* WORK REQUIRED *
Report every line in the listing that contains the string "المنافقين".

▼

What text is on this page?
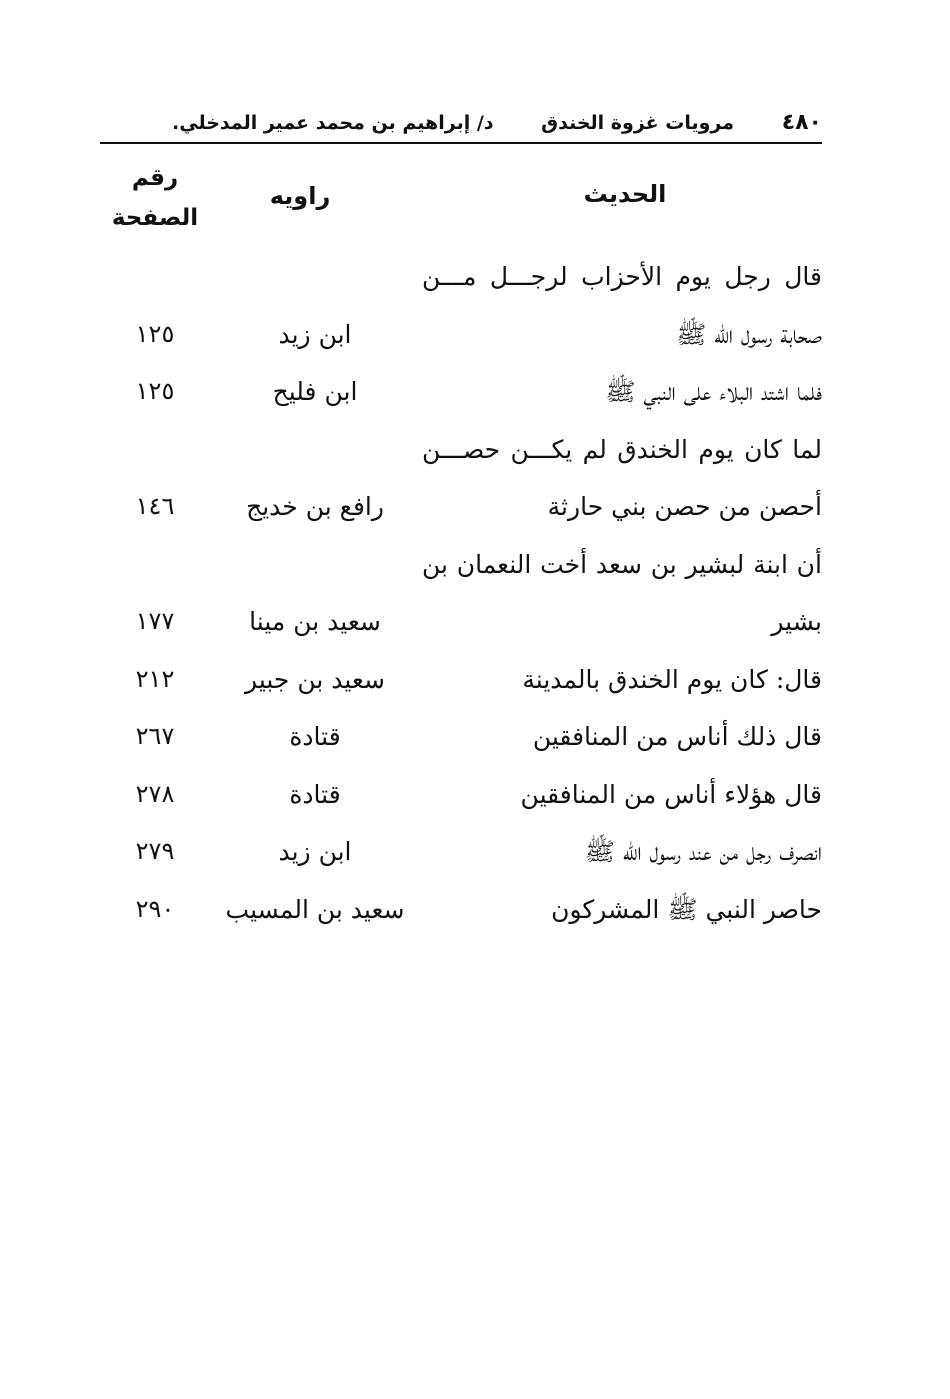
٤٨٠
مرويات غزوة الخندق
د/ إبراهيم بن محمد عمير المدخلي.
الحديث
راويه
رقم
الصفحة
قال رجل يوم الأحزاب لرجـــل مـــن
صحابة رسول الله ﷺ
ابن زيد
١٢٥
فلما اشتد البلاء على النبي ﷺ
ابن فليح
١٢٥
لما كان يوم الخندق لم يكـــن حصـــن
أحصن من حصن بني حارثة
رافع بن خديج
١٤٦
أن ابنة لبشير بن سعد أخت النعمان بن
بشير
سعيد بن مينا
١٧٧
قال: كان يوم الخندق بالمدينة
سعيد بن جبير
٢١٢
قال ذلك أناس من المنافقين
قتادة
٢٦٧
قال هؤلاء أناس من المنافقين
قتادة
٢٧٨
انصرف رجل من عند رسول الله ﷺ
ابن زيد
٢٧٩
حاصر النبي ﷺ المشركون
سعيد بن المسيب
٢٩٠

▲

* COMPLETED EXERCISE *
قال ذلك أناس من المنافقين
قال هؤلاء أناس من المنافقين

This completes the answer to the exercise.